[start of DATA SUPPLIED]
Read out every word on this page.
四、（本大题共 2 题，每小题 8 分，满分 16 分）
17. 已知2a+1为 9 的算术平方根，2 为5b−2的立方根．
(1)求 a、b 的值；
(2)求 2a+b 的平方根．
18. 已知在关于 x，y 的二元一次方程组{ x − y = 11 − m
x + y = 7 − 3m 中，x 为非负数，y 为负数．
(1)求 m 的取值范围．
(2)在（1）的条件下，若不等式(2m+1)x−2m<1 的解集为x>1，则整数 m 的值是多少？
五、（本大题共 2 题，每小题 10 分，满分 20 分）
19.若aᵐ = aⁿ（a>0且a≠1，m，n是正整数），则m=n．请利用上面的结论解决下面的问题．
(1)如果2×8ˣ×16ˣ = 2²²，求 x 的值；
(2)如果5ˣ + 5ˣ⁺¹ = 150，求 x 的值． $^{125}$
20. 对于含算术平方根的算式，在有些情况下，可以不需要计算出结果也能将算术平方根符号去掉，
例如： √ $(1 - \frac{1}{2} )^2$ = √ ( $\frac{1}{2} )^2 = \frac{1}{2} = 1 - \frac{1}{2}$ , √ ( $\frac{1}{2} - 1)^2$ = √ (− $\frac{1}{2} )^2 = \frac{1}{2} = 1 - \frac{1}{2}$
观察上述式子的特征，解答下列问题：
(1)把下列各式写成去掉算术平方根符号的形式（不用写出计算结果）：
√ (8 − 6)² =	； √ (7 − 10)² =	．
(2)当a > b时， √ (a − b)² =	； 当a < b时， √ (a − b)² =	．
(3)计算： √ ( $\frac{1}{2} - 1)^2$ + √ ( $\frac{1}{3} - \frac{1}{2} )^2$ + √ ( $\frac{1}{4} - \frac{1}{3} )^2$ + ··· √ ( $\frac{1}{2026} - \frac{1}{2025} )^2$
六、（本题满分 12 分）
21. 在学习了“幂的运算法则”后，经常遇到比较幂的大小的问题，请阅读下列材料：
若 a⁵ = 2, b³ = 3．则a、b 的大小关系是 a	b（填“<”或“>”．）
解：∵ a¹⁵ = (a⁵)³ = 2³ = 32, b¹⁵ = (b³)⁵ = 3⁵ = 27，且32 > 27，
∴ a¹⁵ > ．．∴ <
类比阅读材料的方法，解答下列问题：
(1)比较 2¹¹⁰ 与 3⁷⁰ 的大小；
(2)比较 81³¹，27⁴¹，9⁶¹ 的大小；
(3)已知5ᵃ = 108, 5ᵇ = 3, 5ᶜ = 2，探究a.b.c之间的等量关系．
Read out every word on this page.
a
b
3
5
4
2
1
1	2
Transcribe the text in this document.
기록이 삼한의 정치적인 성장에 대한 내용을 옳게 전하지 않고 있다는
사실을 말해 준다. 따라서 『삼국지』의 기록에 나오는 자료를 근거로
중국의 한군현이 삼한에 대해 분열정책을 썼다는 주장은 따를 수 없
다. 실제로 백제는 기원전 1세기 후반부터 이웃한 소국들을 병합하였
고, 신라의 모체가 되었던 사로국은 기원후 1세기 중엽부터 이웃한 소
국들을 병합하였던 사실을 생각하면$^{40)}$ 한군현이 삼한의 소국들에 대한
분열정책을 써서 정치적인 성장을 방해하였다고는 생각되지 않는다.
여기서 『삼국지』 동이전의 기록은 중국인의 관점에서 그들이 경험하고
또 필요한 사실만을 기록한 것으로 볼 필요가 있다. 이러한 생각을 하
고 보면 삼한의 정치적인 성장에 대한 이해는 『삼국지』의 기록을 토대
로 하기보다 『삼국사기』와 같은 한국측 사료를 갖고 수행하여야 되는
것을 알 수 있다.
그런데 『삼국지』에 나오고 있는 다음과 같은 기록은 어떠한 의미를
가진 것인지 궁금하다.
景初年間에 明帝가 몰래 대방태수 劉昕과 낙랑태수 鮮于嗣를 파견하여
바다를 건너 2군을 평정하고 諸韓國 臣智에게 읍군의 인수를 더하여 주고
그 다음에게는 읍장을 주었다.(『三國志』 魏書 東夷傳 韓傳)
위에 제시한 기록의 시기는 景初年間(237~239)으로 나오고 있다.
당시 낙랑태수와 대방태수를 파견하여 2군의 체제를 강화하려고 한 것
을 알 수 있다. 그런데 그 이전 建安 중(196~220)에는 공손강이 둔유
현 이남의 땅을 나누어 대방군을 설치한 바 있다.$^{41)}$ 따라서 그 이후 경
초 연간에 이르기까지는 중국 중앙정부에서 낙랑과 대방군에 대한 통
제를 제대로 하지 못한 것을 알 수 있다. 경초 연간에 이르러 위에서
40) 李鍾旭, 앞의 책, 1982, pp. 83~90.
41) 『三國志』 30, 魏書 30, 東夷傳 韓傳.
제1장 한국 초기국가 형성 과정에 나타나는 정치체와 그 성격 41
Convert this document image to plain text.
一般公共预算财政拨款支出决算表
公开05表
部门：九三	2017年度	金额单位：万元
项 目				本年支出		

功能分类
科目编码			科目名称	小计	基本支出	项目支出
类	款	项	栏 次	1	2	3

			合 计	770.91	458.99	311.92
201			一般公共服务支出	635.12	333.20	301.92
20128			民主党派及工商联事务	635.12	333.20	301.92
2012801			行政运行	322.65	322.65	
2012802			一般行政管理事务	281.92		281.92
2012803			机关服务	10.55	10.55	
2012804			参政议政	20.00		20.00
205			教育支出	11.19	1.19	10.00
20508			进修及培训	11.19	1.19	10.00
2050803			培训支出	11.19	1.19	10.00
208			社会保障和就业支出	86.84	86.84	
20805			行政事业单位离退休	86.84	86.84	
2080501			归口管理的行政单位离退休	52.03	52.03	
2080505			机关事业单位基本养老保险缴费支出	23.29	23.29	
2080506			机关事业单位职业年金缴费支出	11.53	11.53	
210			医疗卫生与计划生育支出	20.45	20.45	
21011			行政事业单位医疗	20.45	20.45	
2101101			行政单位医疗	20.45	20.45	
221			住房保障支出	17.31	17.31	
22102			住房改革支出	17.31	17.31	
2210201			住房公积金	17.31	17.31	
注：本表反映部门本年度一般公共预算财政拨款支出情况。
[end of DATA SUPPLIED]
• STATED PROBLEM:
Your answer should consist only of the lines from the one with "Convert this document image to plain text." through the end of the data above, reproduced exactly.

• RESPONSE TO THE TASK:
Convert this document image to plain text.
一般公共预算财政拨款支出决算表
公开05表
部门：九三	2017年度	金额单位：万元
项 目				本年支出		

功能分类
科目编码			科目名称	小计	基本支出	项目支出
类	款	项	栏 次	1	2	3

			合 计	770.91	458.99	311.92
201			一般公共服务支出	635.12	333.20	301.92
20128			民主党派及工商联事务	635.12	333.20	301.92
2012801			行政运行	322.65	322.65	
2012802			一般行政管理事务	281.92		281.92
2012803			机关服务	10.55	10.55	
2012804			参政议政	20.00		20.00
205			教育支出	11.19	1.19	10.00
20508			进修及培训	11.19	1.19	10.00
2050803			培训支出	11.19	1.19	10.00
208			社会保障和就业支出	86.84	86.84	
20805			行政事业单位离退休	86.84	86.84	
2080501			归口管理的行政单位离退休	52.03	52.03	
2080505			机关事业单位基本养老保险缴费支出	23.29	23.29	
2080506			机关事业单位职业年金缴费支出	11.53	11.53	
210			医疗卫生与计划生育支出	20.45	20.45	
21011			行政事业单位医疗	20.45	20.45	
2101101			行政单位医疗	20.45	20.45	
221			住房保障支出	17.31	17.31	
22102			住房改革支出	17.31	17.31	
2210201			住房公积金	17.31	17.31	
注：本表反映部门本年度一般公共预算财政拨款支出情况。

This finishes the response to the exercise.